Aim: The records that follow need to be output exactly as they are.

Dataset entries
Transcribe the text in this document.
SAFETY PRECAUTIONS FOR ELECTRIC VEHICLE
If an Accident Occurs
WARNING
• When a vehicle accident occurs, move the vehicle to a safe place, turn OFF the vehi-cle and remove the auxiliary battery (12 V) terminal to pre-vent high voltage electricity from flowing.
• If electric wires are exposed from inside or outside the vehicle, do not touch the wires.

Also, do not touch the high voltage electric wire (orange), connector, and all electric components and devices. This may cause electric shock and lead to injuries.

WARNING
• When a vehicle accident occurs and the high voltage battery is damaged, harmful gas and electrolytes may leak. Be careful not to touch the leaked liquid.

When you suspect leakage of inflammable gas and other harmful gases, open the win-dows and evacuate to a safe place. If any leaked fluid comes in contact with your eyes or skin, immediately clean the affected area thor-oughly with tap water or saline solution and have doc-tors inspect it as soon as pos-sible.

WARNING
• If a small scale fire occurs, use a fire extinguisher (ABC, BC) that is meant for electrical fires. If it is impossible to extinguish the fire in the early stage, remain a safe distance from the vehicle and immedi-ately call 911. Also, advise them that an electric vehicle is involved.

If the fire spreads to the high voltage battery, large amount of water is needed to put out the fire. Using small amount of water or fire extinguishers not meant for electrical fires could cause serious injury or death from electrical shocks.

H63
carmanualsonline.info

Answer for the task:
Transcribe the text in this document.
SAFETY PRECAUTIONS FOR ELECTRIC VEHICLE
If an Accident Occurs
WARNING
• When a vehicle accident occurs, move the vehicle to a safe place, turn OFF the vehi-cle and remove the auxiliary battery (12 V) terminal to pre-vent high voltage electricity from flowing.
• If electric wires are exposed from inside or outside the vehicle, do not touch the wires.

Also, do not touch the high voltage electric wire (orange), connector, and all electric components and devices. This may cause electric shock and lead to injuries.

WARNING
• When a vehicle accident occurs and the high voltage battery is damaged, harmful gas and electrolytes may leak. Be careful not to touch the leaked liquid.

When you suspect leakage of inflammable gas and other harmful gases, open the win-dows and evacuate to a safe place. If any leaked fluid comes in contact with your eyes or skin, immediately clean the affected area thor-oughly with tap water or saline solution and have doc-tors inspect it as soon as pos-sible.

WARNING
• If a small scale fire occurs, use a fire extinguisher (ABC, BC) that is meant for electrical fires. If it is impossible to extinguish the fire in the early stage, remain a safe distance from the vehicle and immedi-ately call 911. Also, advise them that an electric vehicle is involved.

If the fire spreads to the high voltage battery, large amount of water is needed to put out the fire. Using small amount of water or fire extinguishers not meant for electrical fires could cause serious injury or death from electrical shocks.

H63
carmanualsonline.info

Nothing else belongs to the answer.